** Start DATA SUPPLIED **
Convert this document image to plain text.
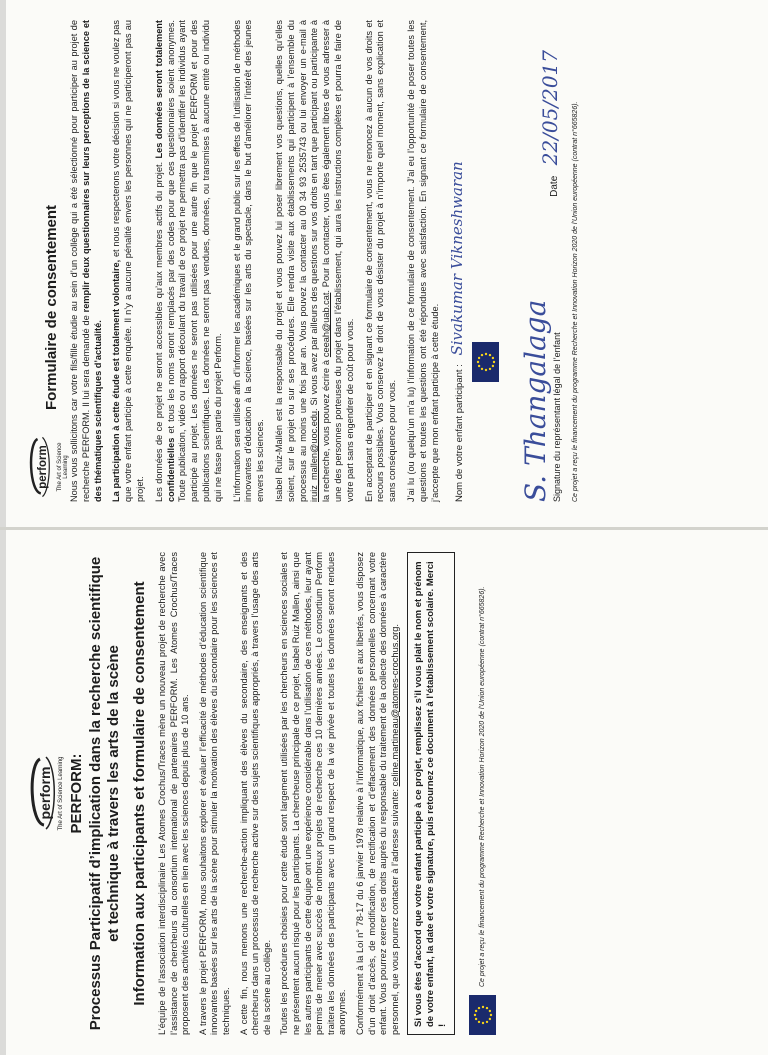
perform The Art of Science Learning PERFORM: Processus Participatif d’implication dans la recherche scientifique et technique à travers les arts de la scène Information aux participants et formulaire de consentement L’équipe de l’association interdisciplinaire Les Atomes Crochus/Traces mène un nouveau projet de recherche avec l’assistance de chercheurs du consortium international de partenaires PERFORM. Les Atomes Crochus/Traces proposent des activités culturelles en lien avec les sciences depuis plus de 10 ans. A travers le projet PERFORM, nous souhaitons explorer et évaluer l’efficacité de méthodes d’éducation scientifique innovantes basées sur les arts de la scène pour stimuler la motivation des élèves du secondaire pour les sciences et techniques. A cette fin, nous menons une recherche-action impliquant des élèves du secondaire, des enseignants et des chercheurs dans un processus de recherche active sur des sujets scientifiques appropriés, à travers l’usage des arts de la scène au collège. Toutes les procédures choisies pour cette étude sont largement utilisées par les chercheurs en sciences sociales et ne présentent aucun risqué pour les participants. La chercheuse principale de ce projet, Isabel Ruiz Mallen, ainsi que les autres participants de cette équipe ont une expérience considérable dans l’utilisation de ces méthodes, leur ayant permis de mener avec succès de nombreux projets de recherche ces 10 dernières années. Le consortium Perform traitera les données des participants avec un grand respect de la vie privée et toutes les données seront rendues anonymes. Conformément à la Loi n° 78-17 du 6 janvier 1978 relative à l’informatique, aux fichiers et aux libertés, vous disposez d’un droit d’accès, de modification, de rectification et d’effacement des données personnelles concernant votre enfant. Vous pourrez exercer ces droits auprès du responsable du traitement de la collecte des données à caractère personnel, que vous pourrez contacter à l’adresse suivante: celine.martineau@atomes-crochus.org.	Si vous êtes d’accord que votre enfant participe à ce projet, remplissez s’il vous plait le nom et prénom de votre enfant, la date et votre signature, puis retournez ce document à l’établissement scolaire. Merci !
Ce projet a reçu le financement du programme Recherche et Innovation Horizon 2020 de l’Union européenne (contrat n°665826).
perform The Art of Science Learning
Formulaire de consentement Nous vous sollicitons car votre fils/fille étudie au sein d’un collège qui a été sélectionné pour participer au projet de recherche PERFORM. Il lui sera demandé de remplir deux questionnaires sur leurs perceptions de la science et des thématiques scientifiques d’actualité. La participation à cette étude est totalement volontaire, et nous respecterons votre décision si vous ne voulez pas que votre enfant participe à cette enquête. Il n’y a aucune pénalité envers les personnes qui ne participeront pas au projet. Les données de ce projet ne seront accessibles qu’aux membres actifs du projet. Les données seront totalement confidentielles et tous les noms seront remplacés par des codes pour que ces questionnaires soient anonymes. Toute publication, vidéo ou rapport découlant du travail de ce projet ne permettra pas d’identifier les individus ayant participé au projet. Les données ne seront pas utilisées pour une autre fin que le projet PERFORM et pour des publications scientifiques. Les données ne seront pas vendues, données, ou transmises à aucune entité ou individu qui ne fasse pas partie du projet Perform. L’information sera utilisée afin d’informer les académiques et le grand public sur les effets de l’utilisation de méthodes innovantes d’éducation à la science, basées sur les arts du spectacle, dans le but d’améliorer l’intérêt des jeunes envers les sciences. Isabel Ruiz-Mallén est la responsable du projet et vous pouvez lui poser librement vos questions, quelles qu’elles soient, sur le projet ou sur ses procédures. Elle rendra visite aux établissements qui participent à l’ensemble du processus au moins une fois par an. Vous pouvez la contacter au 00 34 93 2535743 ou lui envoyer un e-mail à iruiz_mallen@uoc.edu. Si vous avez par ailleurs des questions sur vos droits en tant que participant ou participante à la recherche, vous pouvez écrire à ceeah@uab.cat. Pour la contacter, vous êtes également libres de vous adresser à une des personnes porteuses du projet dans l’établissement, qui aura les instructions complètes et pourra le faire de votre part sans engendrer de coût pour vous. En acceptant de participer et en signant ce formulaire de consentement, vous ne renoncez à aucun de vos droits et recours possibles. Vous conservez le droit de vous désister du projet à n’importe quel moment, sans explication et sans conséquence pour vous. J’ai lu (ou quelqu’un m’a lu) l’information de ce formulaire de consentement. J’ai eu l’opportunité de poser toutes les questions et toutes les questions ont été répondues avec satisfaction. En signant ce formulaire de consentement, j’accepte que mon enfant participe à cette étude.	Nom de votre enfant participant : Sivakumar Vikneshwaran
S. Thangalaga Signature du représentant légal de l’enfant
Date 22/05/2017 Ce projet a reçu le financement du programme Recherche et Innovation Horizon 2020 de l’Union européenne (contrat n°665826).
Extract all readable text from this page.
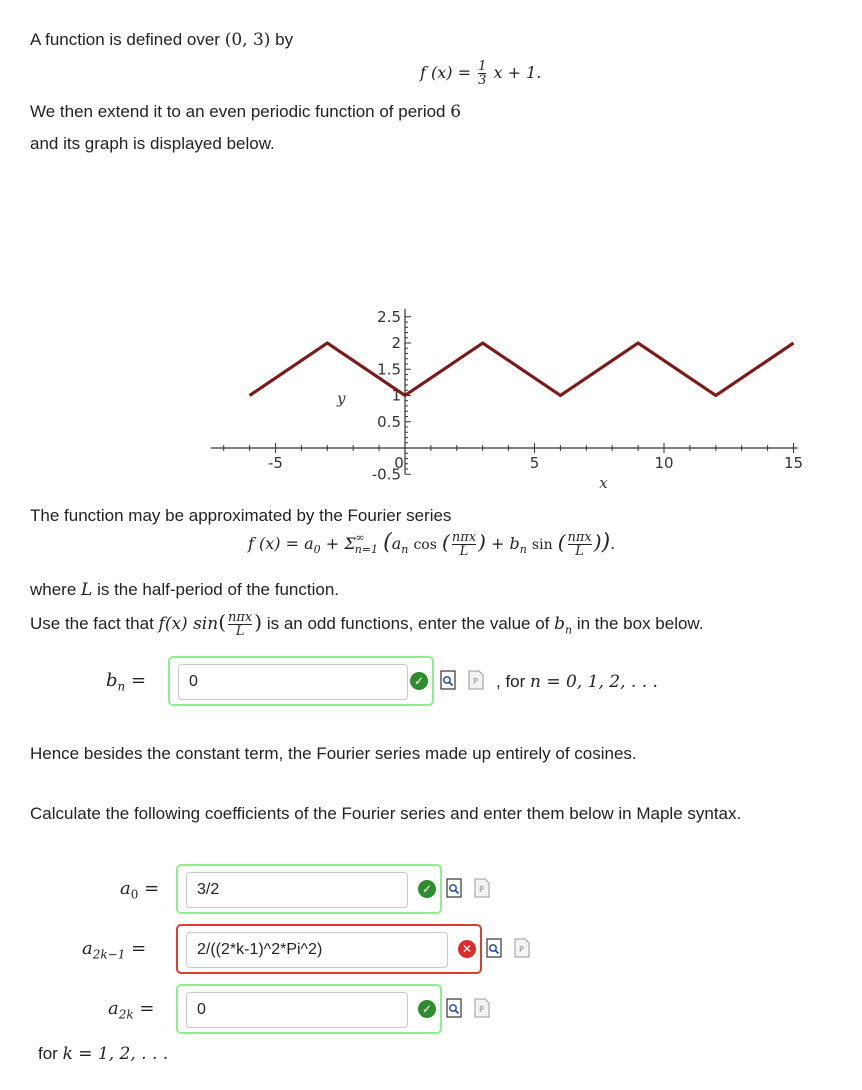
A function is defined over (0, 3) by
f $(x) = \frac{1}{3}$ x + 1.
We then extend it to an even periodic function of period 6
and its graph is displayed below.
-5	0	5	10	15
2.5
2
1.5
1
0.5
-0.5
y
x
The function may be approximated by the Fourier series
f $(x) = a_0 + \Sigma^\infty_{n=1}$ ($a_n$ cos ( $\frac{\text{nπx}}{L}$ ) + $b_n$ sin ( $\frac{\text{nπx}}{L}$ )).
where L is the half-period of the function.
Use the fact that f(x) $\sin( \frac{\text{nπx}}{L}$ ) is an odd functions, enter the value of $b_n$ in the box below.
$b_n$ =	0	✓	P , for n = 0, 1, 2, . . .
Hence besides the constant term, the Fourier series made up entirely of cosines.
Calculate the following coefficients of the Fourier series and enter them below in Maple syntax.
$a_0$ =	3/2	✓	P
$a_{2k-1}$ =	2/((2*k-1)^2*Pi^2)	✕	P
$a_{2k}$ =	0	✓	P
for k = 1, 2, . . .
** End DATA SUPPLIED **
▸ **BRIEF**:
Locate all lines that include the word "Horizon" and copy them out.

▸ **EXERCISE SOLUTION**:
Ce projet a reçu le financement du programme Recherche et Innovation Horizon 2020 de l’Union européenne (contrat n°665826).
Date 22/05/2017 Ce projet a reçu le financement du programme Recherche et Innovation Horizon 2020 de l’Union européenne (contrat n°665826).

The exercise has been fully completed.